# Text
- - - - - - -

Entscheidungsstichwort (Thema)

Stromsteuerbefreiung für Biogas-Blockheizkraftwerke: Ausschließlichkeit der Entnahme von Strom aus erneuerbaren Energieträgern – Einspeisung in das öffentliche Stromnetz

 

Leitsatz (redaktionell)

  1. Aufgrund des Ausschließlichkeitserfordernisses des § 9 Abs. 1 Nr. 1 StromStG ist die Steuerbefreiung der Entnahme von Strom aus erneuerbaren Energieträgern ausgeschlossen, wenn der Strom in das öffentliche Stromnetz eingespeist worden ist.

- - - - - - -

# Bereitgestelltes Material
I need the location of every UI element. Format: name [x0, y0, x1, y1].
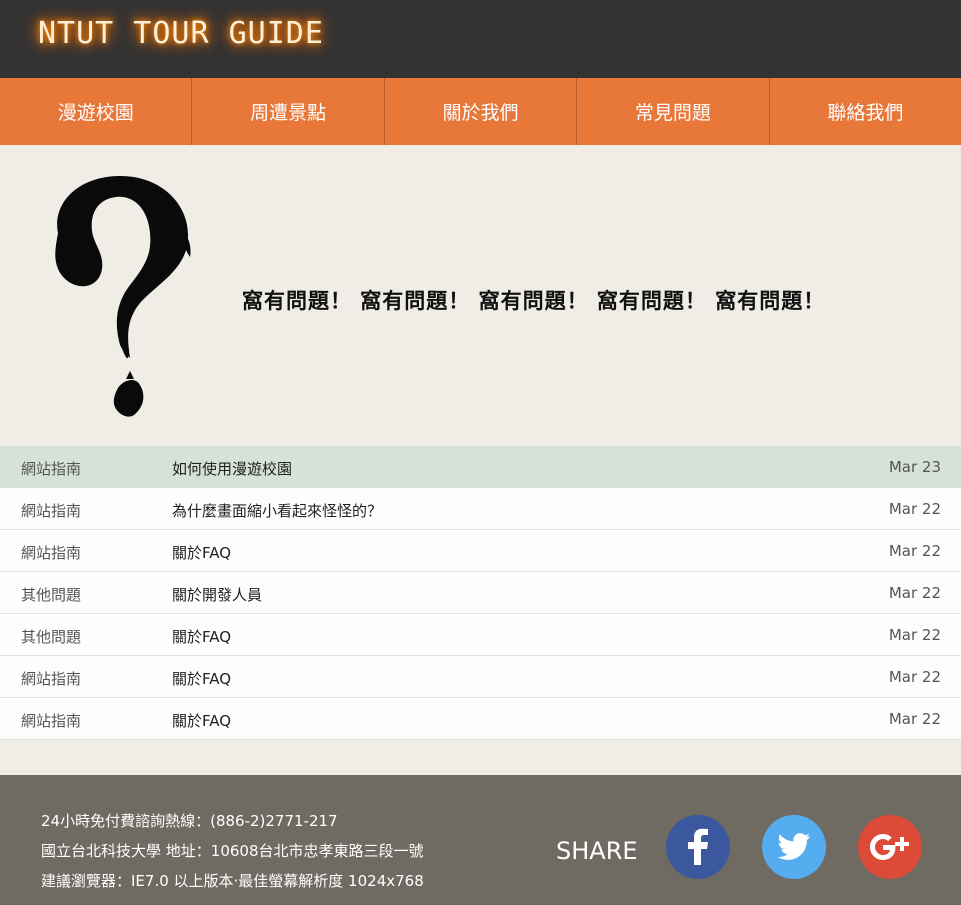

- - - - - - -

# Aufgaben
1 – Schreibe aus dem Text zur Stromsteuerbefreiung den Abschnitt von "1. Aufgrund des" bis einschließlich "eingespeist worden ist." wortgetreu ab.
2 – Nenne alle abgekürzten Wörter, die im Text zur Stromsteuerbefreiung vorkommen.
3 – Führe den Text zur Stromsteuerbefreiung für Biogas-Blockheizkraftwerke im Anschluss an seinen letzten Satz weiter.

# Antworten je Aufgabe
1 –
1. Aufgrund des Ausschließlichkeitserfordernisses des § 9 Abs. 1 Nr. 1 StromStG ist die Steuerbefreiung der Entnahme von Strom aus erneuerbaren Energieträgern ausgeschlossen, wenn der Strom in das öffentliche Stromnetz eingespeist worden ist.

2 – Abs., Nr., StromStG

3 –
  2. Das für die Addition der Nennleistung mehrerer Biogas-Blockheizkraftwerke und die daraus ggf. folgende Überschreitung der Steuerbefreiungsgrenze von 2 MW relevante Merkmal der zentralen Steuerung i.S.d. § 12b Abs. 2 Satz 1 StromStV liegt vor, wenn der Erzeuger einem Direktvermarktungsunternehmen die Befugnis einräumt, durch eine Fernsteuerung der Blockheizkraftwerke die jeweilige Ist-Einspeisung abzurufen und die Einspeiseleistung bedarfsgerecht zu erhöhen oder zu vermindern.
  3. Die in § 11 Satz 1 Nr. 8 Buchstabe a Satz 1 StromStG enthaltene Ermächtigungsgrundlage für die Bestimmung des Begriffs der Anlagen mit einer Nennleistung von bis zu 2 MW durch § 12b Abs. 2 StromStV genügt dem Gesetzesvorbehalt.
  4. Der Anspruch auf die Steuerbefreiung für den zur Stromerzeugung entnommenen Strom gemäß § 9 Abs. 1 Nr. 2 StromStG besteht unabhängig von der Erteilung der nach § 9 Abs. 4 Satz 1 StromStG erforderlichen Erlaubnis.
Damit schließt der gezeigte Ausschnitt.